EXERCISE PROMPT
Each line below with the word "giorni" needs to be copied.

Dataset rows of page text
--------

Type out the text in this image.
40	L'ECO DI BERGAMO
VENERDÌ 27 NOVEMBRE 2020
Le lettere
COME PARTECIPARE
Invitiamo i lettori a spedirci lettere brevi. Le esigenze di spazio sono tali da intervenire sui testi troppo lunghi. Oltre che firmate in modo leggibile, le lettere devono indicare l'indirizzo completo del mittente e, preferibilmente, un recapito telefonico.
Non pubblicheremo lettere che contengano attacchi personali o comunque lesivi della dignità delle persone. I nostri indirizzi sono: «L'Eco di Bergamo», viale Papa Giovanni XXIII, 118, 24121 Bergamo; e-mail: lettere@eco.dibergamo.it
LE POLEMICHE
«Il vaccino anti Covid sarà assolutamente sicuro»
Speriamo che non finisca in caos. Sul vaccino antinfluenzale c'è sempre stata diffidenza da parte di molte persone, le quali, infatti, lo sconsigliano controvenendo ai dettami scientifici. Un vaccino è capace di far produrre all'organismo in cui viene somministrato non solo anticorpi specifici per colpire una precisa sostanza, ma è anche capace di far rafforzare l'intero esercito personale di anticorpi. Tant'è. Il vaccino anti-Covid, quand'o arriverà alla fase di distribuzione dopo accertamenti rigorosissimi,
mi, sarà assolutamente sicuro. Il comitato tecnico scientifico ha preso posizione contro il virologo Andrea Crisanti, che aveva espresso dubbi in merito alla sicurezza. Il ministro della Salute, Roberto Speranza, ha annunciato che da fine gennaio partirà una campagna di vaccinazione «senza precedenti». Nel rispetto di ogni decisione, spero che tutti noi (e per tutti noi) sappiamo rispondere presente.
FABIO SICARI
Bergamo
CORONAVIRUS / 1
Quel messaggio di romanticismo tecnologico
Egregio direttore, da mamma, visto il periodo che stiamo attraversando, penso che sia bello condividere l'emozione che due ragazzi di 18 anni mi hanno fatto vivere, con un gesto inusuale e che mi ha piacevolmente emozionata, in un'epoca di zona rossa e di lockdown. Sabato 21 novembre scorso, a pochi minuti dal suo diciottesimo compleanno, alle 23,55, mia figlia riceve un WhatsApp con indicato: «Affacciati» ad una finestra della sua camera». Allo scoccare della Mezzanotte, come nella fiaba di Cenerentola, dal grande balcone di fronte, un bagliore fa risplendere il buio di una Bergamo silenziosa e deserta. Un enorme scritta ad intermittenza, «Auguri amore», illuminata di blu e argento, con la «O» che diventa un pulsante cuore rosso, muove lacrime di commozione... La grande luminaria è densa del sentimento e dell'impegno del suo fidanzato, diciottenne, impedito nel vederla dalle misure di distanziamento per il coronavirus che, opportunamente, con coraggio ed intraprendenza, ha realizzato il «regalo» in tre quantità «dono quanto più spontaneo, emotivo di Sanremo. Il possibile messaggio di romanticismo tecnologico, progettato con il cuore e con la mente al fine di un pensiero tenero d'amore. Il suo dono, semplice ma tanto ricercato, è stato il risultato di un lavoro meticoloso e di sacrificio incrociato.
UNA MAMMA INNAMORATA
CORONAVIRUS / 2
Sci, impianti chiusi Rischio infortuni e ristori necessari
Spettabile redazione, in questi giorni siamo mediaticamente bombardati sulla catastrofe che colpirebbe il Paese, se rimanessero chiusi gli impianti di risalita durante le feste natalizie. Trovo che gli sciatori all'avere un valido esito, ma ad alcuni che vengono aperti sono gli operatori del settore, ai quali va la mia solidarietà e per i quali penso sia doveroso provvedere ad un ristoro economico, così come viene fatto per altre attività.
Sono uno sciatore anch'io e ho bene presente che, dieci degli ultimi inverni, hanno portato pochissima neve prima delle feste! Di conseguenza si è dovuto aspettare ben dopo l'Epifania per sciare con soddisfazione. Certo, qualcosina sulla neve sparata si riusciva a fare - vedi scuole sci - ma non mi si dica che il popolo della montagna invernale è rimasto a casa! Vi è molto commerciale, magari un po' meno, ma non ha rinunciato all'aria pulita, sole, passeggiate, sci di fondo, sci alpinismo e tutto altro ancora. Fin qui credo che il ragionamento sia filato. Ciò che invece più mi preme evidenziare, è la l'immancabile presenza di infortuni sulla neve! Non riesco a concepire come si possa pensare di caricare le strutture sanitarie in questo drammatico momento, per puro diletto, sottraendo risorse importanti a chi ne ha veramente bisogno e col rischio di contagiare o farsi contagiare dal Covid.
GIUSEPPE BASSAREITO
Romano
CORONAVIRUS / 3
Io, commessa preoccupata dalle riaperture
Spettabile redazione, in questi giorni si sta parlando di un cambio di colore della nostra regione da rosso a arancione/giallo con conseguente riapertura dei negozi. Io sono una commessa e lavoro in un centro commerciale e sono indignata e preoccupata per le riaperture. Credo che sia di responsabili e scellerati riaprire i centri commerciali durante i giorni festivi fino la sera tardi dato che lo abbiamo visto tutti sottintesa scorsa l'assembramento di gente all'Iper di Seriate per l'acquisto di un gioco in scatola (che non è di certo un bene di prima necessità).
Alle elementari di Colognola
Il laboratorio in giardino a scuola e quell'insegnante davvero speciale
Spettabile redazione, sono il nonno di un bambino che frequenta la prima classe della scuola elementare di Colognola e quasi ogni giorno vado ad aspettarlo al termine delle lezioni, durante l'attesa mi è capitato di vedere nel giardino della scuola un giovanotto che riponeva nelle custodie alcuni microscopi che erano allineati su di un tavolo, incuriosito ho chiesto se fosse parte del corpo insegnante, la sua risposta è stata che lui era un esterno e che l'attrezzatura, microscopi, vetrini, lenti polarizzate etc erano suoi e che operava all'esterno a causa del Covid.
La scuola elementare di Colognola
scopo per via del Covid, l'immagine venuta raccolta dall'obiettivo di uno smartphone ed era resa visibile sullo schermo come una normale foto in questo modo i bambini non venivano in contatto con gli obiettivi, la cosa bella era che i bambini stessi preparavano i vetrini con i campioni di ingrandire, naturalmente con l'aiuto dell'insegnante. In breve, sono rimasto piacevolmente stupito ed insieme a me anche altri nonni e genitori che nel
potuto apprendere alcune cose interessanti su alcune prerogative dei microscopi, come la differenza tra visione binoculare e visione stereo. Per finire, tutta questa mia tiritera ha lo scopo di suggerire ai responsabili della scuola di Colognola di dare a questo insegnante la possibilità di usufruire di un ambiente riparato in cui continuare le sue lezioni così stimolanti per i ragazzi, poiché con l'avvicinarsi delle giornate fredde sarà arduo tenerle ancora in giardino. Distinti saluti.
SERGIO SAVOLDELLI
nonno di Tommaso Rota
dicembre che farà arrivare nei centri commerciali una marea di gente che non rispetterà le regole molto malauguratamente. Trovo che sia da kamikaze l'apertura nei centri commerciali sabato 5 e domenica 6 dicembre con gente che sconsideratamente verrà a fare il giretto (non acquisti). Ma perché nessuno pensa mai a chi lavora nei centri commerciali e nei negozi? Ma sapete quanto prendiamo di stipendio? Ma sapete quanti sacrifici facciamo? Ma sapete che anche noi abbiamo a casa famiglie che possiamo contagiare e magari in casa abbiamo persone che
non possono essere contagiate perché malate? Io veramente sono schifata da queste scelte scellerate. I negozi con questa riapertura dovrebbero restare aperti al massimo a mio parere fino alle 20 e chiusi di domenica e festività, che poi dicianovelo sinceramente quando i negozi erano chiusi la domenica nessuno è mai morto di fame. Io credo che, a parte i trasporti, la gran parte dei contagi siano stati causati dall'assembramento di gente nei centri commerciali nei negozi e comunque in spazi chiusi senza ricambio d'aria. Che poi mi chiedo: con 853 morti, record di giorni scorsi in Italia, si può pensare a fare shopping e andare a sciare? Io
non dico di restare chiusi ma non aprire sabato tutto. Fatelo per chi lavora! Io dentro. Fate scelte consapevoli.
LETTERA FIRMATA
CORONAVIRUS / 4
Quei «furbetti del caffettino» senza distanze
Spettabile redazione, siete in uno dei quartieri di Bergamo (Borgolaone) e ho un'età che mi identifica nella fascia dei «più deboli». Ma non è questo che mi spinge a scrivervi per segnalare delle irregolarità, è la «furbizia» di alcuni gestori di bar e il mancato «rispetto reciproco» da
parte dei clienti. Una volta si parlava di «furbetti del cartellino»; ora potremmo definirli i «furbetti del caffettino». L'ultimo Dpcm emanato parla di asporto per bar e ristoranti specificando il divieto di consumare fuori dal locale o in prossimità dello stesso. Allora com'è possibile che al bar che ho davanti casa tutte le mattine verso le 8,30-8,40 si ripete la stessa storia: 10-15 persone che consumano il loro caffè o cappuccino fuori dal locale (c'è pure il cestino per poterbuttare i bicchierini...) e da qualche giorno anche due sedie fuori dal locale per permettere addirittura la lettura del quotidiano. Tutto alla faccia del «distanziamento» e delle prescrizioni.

--------

THE ANSWER
Spettabile redazione, in questi giorni siamo mediaticamente bombardati sulla catastrofe che colpirebbe il Paese, se rimanessero chiusi gli impianti di risalita durante le feste natalizie. Trovo che gli sciatori all'avere un valido esito, ma ad alcuni che vengono aperti sono gli operatori del settore, ai quali va la mia solidarietà e per i quali penso sia doveroso provvedere ad un ristoro economico, così come viene fatto per altre attività.
Spettabile redazione, in questi giorni si sta parlando di un cambio di colore della nostra regione da rosso a arancione/giallo con conseguente riapertura dei negozi. Io sono una commessa e lavoro in un centro commerciale e sono indignata e preoccupata per le riaperture. Credo che sia di responsabili e scellerati riaprire i centri commerciali durante i giorni festivi fino la sera tardi dato che lo abbiamo visto tutti sottintesa scorsa l'assembramento di gente all'Iper di Seriate per l'acquisto di un gioco in scatola (che non è di certo un bene di prima necessità).
non possono essere contagiate perché malate? Io veramente sono schifata da queste scelte scellerate. I negozi con questa riapertura dovrebbero restare aperti al massimo a mio parere fino alle 20 e chiusi di domenica e festività, che poi dicianovelo sinceramente quando i negozi erano chiusi la domenica nessuno è mai morto di fame. Io credo che, a parte i trasporti, la gran parte dei contagi siano stati causati dall'assembramento di gente nei centri commerciali nei negozi e comunque in spazi chiusi senza ricambio d'aria. Che poi mi chiedo: con 853 morti, record di giorni scorsi in Italia, si può pensare a fare shopping e andare a sciare? Io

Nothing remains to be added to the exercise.